* Set exercise: Lines containing the word "обрывается" are to be located and copied.
:: Material for this exercise
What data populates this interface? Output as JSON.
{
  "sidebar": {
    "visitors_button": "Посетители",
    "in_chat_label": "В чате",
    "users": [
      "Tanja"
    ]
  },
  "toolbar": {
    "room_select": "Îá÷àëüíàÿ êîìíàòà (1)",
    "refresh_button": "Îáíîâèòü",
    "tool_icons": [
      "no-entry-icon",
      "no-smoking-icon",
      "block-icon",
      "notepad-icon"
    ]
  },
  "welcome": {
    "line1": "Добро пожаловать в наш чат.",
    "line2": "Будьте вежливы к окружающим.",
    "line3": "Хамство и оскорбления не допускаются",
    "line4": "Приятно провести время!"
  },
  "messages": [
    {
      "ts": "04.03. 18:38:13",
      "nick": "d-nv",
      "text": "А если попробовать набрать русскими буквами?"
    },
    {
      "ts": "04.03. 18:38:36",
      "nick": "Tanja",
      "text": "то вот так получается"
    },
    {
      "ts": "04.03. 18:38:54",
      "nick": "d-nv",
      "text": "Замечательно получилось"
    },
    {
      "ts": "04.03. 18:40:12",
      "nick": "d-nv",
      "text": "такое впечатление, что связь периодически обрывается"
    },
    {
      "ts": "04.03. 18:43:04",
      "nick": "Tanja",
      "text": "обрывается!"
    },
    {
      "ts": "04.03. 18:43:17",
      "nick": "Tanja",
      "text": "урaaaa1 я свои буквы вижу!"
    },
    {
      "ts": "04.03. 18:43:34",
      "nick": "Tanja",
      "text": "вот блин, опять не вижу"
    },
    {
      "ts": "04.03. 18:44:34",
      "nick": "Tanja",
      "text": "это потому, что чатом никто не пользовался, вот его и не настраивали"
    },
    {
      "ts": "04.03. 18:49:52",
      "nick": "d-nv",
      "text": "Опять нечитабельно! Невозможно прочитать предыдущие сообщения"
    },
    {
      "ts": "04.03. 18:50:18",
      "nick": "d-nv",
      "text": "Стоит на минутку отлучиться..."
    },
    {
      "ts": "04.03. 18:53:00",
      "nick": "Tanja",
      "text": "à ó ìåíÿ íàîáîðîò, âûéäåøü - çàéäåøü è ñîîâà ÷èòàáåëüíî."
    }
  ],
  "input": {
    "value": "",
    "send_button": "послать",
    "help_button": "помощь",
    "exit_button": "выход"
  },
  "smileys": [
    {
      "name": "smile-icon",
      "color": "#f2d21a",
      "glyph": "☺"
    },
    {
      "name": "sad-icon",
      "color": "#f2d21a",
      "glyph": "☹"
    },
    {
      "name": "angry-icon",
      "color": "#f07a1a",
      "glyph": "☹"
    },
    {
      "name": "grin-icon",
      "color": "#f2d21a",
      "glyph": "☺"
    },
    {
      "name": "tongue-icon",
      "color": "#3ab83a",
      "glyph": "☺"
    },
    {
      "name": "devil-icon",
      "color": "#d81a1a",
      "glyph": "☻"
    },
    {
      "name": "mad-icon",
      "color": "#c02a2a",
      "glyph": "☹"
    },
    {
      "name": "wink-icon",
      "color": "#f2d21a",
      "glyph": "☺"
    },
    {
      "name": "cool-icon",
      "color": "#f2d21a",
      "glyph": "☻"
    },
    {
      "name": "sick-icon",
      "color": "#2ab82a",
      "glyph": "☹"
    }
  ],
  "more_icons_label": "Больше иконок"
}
::::
* Correct output:
      "text": "такое впечатление, что связь периодически обрывается"
      "text": "обрывается!"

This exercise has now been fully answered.